#### Set task:
What is the number of lines containing the word "鉴真东渡"? Please answer with that number and nothing more.

#### Records supplied:
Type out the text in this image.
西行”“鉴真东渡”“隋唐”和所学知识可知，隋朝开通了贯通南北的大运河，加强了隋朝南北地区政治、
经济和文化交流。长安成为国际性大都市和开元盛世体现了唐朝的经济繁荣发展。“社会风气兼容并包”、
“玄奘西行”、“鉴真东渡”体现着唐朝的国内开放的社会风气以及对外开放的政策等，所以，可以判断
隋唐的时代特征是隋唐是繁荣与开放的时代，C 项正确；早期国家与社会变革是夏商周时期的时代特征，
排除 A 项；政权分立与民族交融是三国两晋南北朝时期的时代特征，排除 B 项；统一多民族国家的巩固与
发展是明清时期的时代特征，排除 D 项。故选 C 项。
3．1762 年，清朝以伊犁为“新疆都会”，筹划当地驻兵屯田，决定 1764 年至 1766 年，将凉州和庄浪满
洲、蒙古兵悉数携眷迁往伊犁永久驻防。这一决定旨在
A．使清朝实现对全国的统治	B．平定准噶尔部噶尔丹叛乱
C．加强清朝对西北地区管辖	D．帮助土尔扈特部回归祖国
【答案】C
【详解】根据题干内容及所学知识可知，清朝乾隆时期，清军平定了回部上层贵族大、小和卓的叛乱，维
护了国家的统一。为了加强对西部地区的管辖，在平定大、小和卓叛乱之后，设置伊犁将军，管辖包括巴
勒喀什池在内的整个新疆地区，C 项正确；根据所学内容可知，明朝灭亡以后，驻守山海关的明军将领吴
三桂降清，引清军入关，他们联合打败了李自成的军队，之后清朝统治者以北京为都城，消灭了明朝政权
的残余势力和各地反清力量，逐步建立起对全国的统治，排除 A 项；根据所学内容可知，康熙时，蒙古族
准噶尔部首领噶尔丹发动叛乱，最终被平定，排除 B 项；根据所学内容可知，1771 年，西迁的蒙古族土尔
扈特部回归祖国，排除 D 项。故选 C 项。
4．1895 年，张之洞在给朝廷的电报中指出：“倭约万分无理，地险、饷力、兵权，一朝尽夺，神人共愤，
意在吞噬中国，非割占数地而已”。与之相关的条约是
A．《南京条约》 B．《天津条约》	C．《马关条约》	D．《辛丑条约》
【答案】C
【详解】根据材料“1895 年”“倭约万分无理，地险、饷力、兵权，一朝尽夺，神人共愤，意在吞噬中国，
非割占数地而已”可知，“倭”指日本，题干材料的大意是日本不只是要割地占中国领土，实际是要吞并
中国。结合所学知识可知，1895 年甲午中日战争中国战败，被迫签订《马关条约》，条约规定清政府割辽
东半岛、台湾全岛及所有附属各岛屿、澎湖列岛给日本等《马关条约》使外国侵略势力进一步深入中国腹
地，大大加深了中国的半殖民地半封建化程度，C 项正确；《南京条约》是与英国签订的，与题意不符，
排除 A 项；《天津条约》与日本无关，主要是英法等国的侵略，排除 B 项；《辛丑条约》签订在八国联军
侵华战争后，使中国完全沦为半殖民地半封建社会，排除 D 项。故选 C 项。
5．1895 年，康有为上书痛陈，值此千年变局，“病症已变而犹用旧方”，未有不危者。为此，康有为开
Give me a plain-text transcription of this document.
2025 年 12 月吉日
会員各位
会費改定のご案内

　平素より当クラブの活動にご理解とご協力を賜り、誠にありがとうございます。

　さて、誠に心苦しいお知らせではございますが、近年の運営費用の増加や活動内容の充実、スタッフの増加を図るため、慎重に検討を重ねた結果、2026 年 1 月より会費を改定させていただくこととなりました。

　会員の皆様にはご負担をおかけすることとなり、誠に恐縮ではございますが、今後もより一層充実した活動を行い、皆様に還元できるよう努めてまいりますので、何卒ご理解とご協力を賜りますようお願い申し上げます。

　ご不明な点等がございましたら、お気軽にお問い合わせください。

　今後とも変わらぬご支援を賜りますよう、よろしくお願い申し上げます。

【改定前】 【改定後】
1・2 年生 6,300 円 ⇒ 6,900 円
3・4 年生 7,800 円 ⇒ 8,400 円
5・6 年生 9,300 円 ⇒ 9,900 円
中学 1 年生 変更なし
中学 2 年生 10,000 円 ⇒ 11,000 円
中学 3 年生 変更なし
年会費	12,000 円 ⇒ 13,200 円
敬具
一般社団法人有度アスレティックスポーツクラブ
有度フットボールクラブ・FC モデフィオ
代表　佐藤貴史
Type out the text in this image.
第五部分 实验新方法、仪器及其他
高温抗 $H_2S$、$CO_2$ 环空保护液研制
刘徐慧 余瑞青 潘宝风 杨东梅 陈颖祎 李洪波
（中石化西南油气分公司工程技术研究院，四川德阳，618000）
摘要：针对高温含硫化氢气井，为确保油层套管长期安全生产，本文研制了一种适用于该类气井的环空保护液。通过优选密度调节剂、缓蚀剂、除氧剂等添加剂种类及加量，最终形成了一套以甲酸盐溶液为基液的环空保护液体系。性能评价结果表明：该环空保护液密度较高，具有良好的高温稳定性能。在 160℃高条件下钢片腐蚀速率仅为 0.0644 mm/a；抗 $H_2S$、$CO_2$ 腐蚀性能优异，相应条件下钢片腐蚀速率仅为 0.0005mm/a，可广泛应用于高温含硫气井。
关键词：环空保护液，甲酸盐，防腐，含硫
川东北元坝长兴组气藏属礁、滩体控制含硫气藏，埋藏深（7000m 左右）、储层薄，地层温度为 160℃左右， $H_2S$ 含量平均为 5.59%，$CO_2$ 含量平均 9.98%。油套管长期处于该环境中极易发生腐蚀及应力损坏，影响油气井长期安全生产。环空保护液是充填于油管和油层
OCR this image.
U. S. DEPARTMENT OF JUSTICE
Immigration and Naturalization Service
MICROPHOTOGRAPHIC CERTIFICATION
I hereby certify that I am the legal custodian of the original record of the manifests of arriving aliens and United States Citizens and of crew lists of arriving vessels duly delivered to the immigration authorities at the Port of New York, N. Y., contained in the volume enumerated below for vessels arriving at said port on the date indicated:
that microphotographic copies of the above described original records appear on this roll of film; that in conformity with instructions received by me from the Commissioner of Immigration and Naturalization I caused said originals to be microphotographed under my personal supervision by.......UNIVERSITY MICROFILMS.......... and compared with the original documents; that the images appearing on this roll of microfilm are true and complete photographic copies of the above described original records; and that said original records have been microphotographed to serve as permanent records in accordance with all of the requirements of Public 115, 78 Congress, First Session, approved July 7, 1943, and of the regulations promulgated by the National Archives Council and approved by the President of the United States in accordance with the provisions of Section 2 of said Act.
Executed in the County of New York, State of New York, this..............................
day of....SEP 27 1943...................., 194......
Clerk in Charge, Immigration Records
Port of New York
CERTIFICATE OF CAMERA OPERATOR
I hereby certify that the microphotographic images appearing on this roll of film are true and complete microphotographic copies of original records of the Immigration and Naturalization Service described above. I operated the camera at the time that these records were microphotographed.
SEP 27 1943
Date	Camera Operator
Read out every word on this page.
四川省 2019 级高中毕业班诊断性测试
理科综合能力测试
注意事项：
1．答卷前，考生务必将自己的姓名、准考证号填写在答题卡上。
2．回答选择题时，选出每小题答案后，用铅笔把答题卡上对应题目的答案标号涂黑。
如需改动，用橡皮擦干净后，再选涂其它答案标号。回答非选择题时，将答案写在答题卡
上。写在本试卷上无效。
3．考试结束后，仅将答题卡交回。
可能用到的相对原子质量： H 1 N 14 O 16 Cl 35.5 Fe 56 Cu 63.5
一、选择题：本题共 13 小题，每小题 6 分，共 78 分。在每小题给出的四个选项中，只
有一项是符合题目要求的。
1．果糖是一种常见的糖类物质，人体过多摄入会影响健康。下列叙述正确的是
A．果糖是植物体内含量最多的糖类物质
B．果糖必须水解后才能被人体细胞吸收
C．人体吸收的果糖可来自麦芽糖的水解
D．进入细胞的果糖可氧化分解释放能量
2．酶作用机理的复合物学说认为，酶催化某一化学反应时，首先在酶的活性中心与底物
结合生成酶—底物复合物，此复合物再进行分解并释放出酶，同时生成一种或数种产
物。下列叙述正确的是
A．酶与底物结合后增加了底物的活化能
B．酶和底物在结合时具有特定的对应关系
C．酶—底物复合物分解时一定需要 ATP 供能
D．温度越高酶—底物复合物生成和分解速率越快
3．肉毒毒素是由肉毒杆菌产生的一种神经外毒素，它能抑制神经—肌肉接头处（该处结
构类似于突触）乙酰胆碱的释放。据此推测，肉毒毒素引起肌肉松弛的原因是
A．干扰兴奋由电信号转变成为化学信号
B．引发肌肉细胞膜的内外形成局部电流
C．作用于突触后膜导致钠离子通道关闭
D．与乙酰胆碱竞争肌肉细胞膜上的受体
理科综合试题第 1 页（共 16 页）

#### Completed exercise:
2